Records from a data source ::
** START **
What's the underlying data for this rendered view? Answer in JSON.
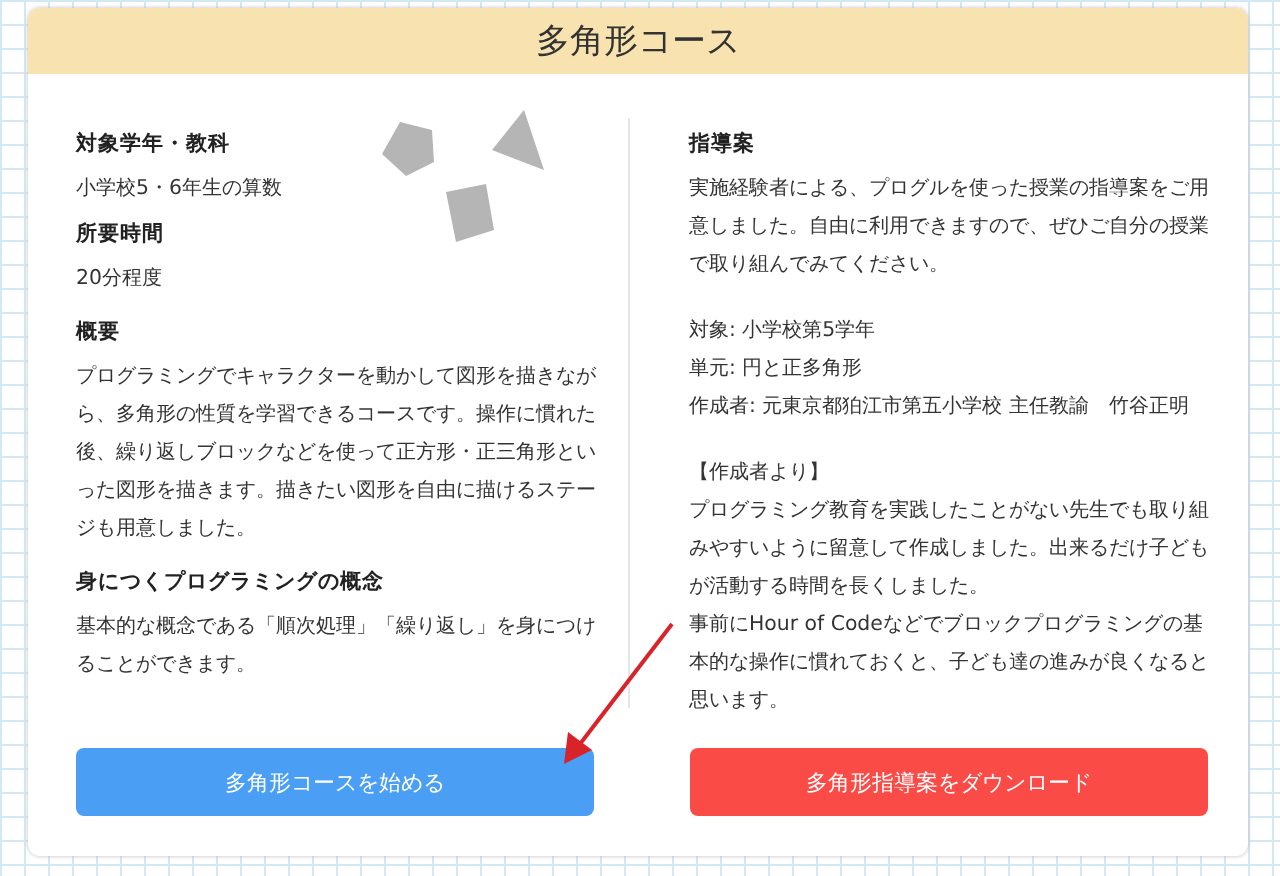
{
  "title": "多角形コース",
  "overview": {
    "top_sections": [
      {
        "heading": "対象学年・教科",
        "body": "小学校5・6年生の算数"
      },
      {
        "heading": "所要時間",
        "body": "20分程度"
      }
    ],
    "sections": [
      {
        "heading": "概要",
        "body": "プログラミングでキャラクターを動かして図形を描きながら、多角形の性質を学習できるコースです。操作に慣れた後、繰り返しブロックなどを使って正方形・正三角形といった図形を描きます。描きたい図形を自由に描けるステージも用意しました。"
      },
      {
        "heading": "身につくプログラミングの概念",
        "body": "基本的な概念である「順次処理」「繰り返し」を身につけることができます。"
      }
    ]
  },
  "guide": {
    "heading": "指導案",
    "blocks": [
      [
        "実施経験者による、プログルを使った授業の指導案をご用意しました。自由に利用できますので、ぜひご自分の授業で取り組んでみてください。"
      ],
      [
        "対象: 小学校第5学年",
        "単元: 円と正多角形",
        "作成者: 元東京都狛江市第五小学校 主任教諭　竹谷正明"
      ],
      [
        "【作成者より】",
        "プログラミング教育を実践したことがない先生でも取り組みやすいように留意して作成しました。出来るだけ子どもが活動する時間を長くしました。",
        "事前にHour of Codeなどでブロックプログラミングの基本的な操作に慣れておくと、子ども達の進みが良くなると思います。"
      ]
    ]
  },
  "buttons": [
    {
      "label": "多角形コースを始める",
      "kind": "start"
    },
    {
      "label": "多角形指導案をダウンロード",
      "kind": "download"
    }
  ]
}
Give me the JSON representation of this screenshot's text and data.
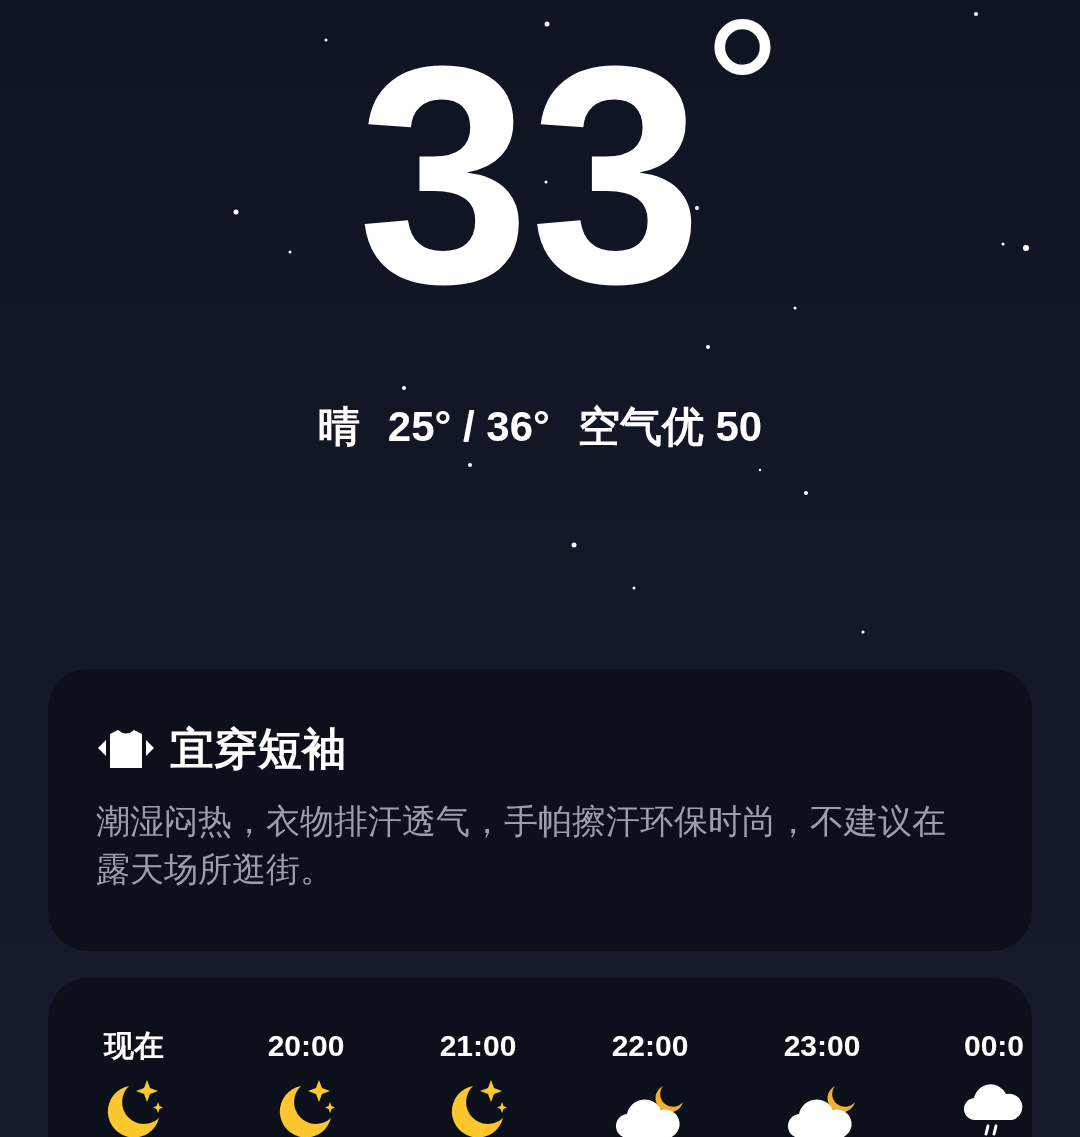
{
  "current": {
    "temperature": "33°",
    "condition": "晴",
    "range": "25° / 36°",
    "air_quality": "空气优 50"
  },
  "advice": {
    "title": "宜穿短袖",
    "text": "潮湿闷热，衣物排汗透气，手帕擦汗环保时尚，不建议在露天场所逛街。"
  },
  "hourly": [
    {
      "time": "现在",
      "kind": "moon"
    },
    {
      "time": "20:00",
      "kind": "moon"
    },
    {
      "time": "21:00",
      "kind": "moon"
    },
    {
      "time": "22:00",
      "kind": "cloud_moon"
    },
    {
      "time": "23:00",
      "kind": "cloud_moon"
    },
    {
      "time": "00:0",
      "kind": "rain"
    }
  ]
}
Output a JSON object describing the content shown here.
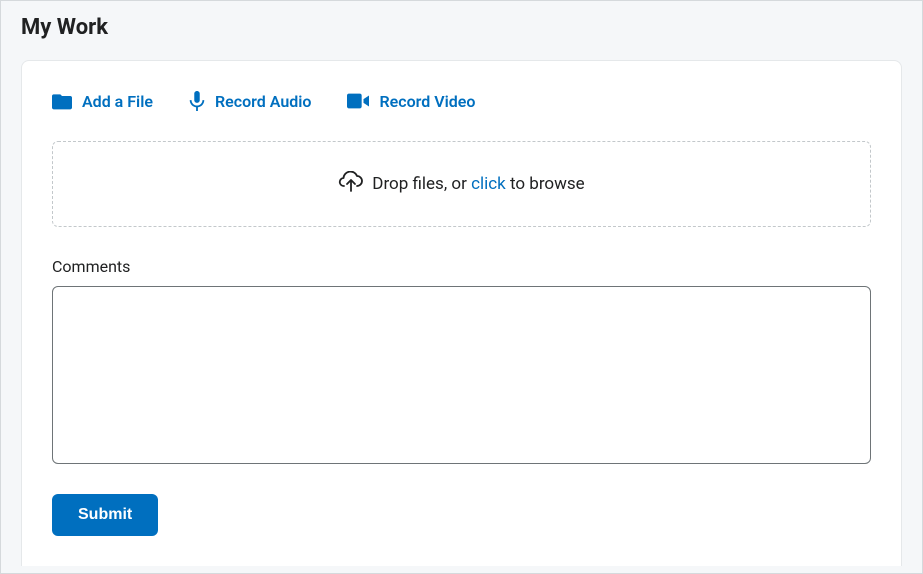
{
  "page": {
    "title": "My Work"
  },
  "actions": {
    "add_file": "Add a File",
    "record_audio": "Record Audio",
    "record_video": "Record Video"
  },
  "dropzone": {
    "prefix": "Drop files, or ",
    "click": "click",
    "suffix": " to browse"
  },
  "comments": {
    "label": "Comments",
    "value": ""
  },
  "buttons": {
    "submit": "Submit"
  }
}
** END **
Given task :: Write out the entries above verbatim; the pictures do not belong in your copy.

The reply ::
What's the underlying data for this rendered view? Answer in JSON.
{
  "title": "多角形コース",
  "overview": {
    "top_sections": [
      {
        "heading": "対象学年・教科",
        "body": "小学校5・6年生の算数"
      },
      {
        "heading": "所要時間",
        "body": "20分程度"
      }
    ],
    "sections": [
      {
        "heading": "概要",
        "body": "プログラミングでキャラクターを動かして図形を描きながら、多角形の性質を学習できるコースです。操作に慣れた後、繰り返しブロックなどを使って正方形・正三角形といった図形を描きます。描きたい図形を自由に描けるステージも用意しました。"
      },
      {
        "heading": "身につくプログラミングの概念",
        "body": "基本的な概念である「順次処理」「繰り返し」を身につけることができます。"
      }
    ]
  },
  "guide": {
    "heading": "指導案",
    "blocks": [
      [
        "実施経験者による、プログルを使った授業の指導案をご用意しました。自由に利用できますので、ぜひご自分の授業で取り組んでみてください。"
      ],
      [
        "対象: 小学校第5学年",
        "単元: 円と正多角形",
        "作成者: 元東京都狛江市第五小学校 主任教諭　竹谷正明"
      ],
      [
        "【作成者より】",
        "プログラミング教育を実践したことがない先生でも取り組みやすいように留意して作成しました。出来るだけ子どもが活動する時間を長くしました。",
        "事前にHour of Codeなどでブロックプログラミングの基本的な操作に慣れておくと、子ども達の進みが良くなると思います。"
      ]
    ]
  },
  "buttons": [
    {
      "label": "多角形コースを始める",
      "kind": "start"
    },
    {
      "label": "多角形指導案をダウンロード",
      "kind": "download"
    }
  ]
}
Give me the JSON representation of this screenshot's text and data.
{
  "current": {
    "temperature": "33°",
    "condition": "晴",
    "range": "25° / 36°",
    "air_quality": "空气优 50"
  },
  "advice": {
    "title": "宜穿短袖",
    "text": "潮湿闷热，衣物排汗透气，手帕擦汗环保时尚，不建议在露天场所逛街。"
  },
  "hourly": [
    {
      "time": "现在",
      "kind": "moon"
    },
    {
      "time": "20:00",
      "kind": "moon"
    },
    {
      "time": "21:00",
      "kind": "moon"
    },
    {
      "time": "22:00",
      "kind": "cloud_moon"
    },
    {
      "time": "23:00",
      "kind": "cloud_moon"
    },
    {
      "time": "00:0",
      "kind": "rain"
    }
  ]
}
Output a JSON object describing the content shown here.
{
  "page": {
    "title": "My Work"
  },
  "actions": {
    "add_file": "Add a File",
    "record_audio": "Record Audio",
    "record_video": "Record Video"
  },
  "dropzone": {
    "prefix": "Drop files, or ",
    "click": "click",
    "suffix": " to browse"
  },
  "comments": {
    "label": "Comments",
    "value": ""
  },
  "buttons": {
    "submit": "Submit"
  }
}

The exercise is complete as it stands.